> Written instruction: Go through the records and extract every line with the word "vzniku".

> Record excerpts:

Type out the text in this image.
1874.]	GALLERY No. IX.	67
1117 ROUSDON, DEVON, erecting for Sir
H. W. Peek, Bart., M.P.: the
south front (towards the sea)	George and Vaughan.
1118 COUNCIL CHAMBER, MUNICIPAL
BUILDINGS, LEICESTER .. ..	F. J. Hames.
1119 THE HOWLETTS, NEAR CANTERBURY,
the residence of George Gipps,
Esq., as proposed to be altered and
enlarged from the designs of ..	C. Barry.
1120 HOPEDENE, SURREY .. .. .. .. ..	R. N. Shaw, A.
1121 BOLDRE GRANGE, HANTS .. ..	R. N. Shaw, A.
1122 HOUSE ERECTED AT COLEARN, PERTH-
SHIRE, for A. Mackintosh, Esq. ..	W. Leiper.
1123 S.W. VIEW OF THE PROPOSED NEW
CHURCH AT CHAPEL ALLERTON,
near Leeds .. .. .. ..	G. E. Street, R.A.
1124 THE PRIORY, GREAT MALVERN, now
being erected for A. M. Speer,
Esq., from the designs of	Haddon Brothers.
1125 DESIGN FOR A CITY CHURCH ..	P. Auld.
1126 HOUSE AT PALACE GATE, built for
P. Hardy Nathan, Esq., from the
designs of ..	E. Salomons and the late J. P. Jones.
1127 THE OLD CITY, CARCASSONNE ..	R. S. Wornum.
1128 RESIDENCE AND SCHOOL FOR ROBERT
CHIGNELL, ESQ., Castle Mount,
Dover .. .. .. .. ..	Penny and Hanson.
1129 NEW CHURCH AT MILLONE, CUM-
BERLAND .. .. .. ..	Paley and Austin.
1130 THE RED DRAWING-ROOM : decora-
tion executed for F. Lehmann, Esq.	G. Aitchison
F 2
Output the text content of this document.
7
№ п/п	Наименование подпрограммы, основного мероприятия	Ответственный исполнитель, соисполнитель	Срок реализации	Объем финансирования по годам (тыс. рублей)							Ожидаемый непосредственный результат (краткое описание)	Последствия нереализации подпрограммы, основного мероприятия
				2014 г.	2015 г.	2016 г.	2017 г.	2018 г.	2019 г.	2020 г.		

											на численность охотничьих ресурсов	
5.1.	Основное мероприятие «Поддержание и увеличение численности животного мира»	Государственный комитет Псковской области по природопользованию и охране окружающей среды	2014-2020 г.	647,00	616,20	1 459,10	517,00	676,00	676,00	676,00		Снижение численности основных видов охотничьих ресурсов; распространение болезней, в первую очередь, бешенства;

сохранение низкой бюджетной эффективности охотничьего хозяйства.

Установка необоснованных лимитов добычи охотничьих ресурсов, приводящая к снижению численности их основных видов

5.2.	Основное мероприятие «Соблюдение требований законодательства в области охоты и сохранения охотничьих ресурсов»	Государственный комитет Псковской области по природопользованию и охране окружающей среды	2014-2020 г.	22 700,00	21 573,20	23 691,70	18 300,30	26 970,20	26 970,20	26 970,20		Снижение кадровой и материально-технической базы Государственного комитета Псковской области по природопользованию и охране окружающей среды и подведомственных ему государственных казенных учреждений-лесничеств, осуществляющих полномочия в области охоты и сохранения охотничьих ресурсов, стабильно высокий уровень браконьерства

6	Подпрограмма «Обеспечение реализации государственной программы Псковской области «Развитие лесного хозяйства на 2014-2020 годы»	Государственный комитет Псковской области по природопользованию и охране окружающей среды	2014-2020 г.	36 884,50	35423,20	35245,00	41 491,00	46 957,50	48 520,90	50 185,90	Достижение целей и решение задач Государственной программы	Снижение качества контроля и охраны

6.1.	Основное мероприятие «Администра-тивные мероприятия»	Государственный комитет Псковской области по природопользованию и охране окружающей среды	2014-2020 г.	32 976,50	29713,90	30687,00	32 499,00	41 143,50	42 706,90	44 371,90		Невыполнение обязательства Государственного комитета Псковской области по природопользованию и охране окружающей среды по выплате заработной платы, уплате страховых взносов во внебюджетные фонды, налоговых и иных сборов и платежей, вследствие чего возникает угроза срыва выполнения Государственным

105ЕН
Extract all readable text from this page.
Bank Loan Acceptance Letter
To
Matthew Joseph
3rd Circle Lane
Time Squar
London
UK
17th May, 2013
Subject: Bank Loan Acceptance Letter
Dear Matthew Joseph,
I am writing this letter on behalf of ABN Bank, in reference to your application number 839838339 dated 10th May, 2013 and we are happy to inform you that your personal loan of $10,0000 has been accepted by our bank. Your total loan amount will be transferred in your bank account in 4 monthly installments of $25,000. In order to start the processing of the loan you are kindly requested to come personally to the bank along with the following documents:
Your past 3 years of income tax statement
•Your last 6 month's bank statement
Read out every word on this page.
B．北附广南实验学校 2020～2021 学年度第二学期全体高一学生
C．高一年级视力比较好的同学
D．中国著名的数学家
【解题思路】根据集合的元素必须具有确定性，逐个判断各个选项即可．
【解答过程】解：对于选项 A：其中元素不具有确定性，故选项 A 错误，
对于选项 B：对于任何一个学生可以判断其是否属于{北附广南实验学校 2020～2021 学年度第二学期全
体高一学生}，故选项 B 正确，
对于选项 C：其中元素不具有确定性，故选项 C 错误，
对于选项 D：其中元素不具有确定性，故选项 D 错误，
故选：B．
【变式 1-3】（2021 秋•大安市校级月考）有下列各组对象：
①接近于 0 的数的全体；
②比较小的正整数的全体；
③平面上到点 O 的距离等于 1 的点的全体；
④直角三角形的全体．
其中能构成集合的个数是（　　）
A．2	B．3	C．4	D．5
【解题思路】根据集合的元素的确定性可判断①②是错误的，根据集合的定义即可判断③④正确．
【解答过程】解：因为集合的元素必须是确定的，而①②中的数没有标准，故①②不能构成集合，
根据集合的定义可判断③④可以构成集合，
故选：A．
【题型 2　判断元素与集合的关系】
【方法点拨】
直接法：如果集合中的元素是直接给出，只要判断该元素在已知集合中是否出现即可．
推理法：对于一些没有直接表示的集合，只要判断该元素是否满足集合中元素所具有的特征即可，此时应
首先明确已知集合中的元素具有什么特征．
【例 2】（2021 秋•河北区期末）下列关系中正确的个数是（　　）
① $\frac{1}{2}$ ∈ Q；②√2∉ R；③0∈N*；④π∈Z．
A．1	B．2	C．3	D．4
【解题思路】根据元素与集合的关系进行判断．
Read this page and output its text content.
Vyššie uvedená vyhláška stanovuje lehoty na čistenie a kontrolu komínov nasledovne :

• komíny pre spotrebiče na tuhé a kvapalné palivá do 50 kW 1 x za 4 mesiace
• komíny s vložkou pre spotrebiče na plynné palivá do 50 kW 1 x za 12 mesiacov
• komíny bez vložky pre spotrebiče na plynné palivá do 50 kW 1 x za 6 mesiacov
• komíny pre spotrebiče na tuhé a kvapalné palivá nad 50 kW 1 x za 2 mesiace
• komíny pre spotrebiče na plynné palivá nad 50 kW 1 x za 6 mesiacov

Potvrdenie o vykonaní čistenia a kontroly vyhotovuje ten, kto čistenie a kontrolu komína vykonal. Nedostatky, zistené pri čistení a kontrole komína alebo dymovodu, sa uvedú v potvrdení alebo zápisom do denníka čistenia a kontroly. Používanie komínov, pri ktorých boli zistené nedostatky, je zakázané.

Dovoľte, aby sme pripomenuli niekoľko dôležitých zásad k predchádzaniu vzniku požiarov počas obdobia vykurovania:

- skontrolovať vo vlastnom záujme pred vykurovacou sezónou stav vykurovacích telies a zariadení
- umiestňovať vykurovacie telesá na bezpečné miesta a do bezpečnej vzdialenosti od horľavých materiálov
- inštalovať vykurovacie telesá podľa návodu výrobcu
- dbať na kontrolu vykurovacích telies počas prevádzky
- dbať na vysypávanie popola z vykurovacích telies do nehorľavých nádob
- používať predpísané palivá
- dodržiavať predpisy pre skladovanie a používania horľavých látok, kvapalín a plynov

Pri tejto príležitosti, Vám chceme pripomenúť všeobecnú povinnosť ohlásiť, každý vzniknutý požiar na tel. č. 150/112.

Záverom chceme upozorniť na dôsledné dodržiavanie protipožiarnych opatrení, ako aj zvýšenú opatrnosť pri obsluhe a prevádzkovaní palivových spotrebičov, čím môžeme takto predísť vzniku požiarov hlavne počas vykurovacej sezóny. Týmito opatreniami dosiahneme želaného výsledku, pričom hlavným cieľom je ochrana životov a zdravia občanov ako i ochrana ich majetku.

> Solution:
Dovoľte, aby sme pripomenuli niekoľko dôležitých zásad k predchádzaniu vzniku požiarov počas obdobia vykurovania:
Záverom chceme upozorniť na dôsledné dodržiavanie protipožiarnych opatrení, ako aj zvýšenú opatrnosť pri obsluhe a prevádzkovaní palivových spotrebičov, čím môžeme takto predísť vzniku požiarov hlavne počas vykurovacej sezóny. Týmito opatreniami dosiahneme želaného výsledku, pričom hlavným cieľom je ochrana životov a zdravia občanov ako i ochrana ich majetku.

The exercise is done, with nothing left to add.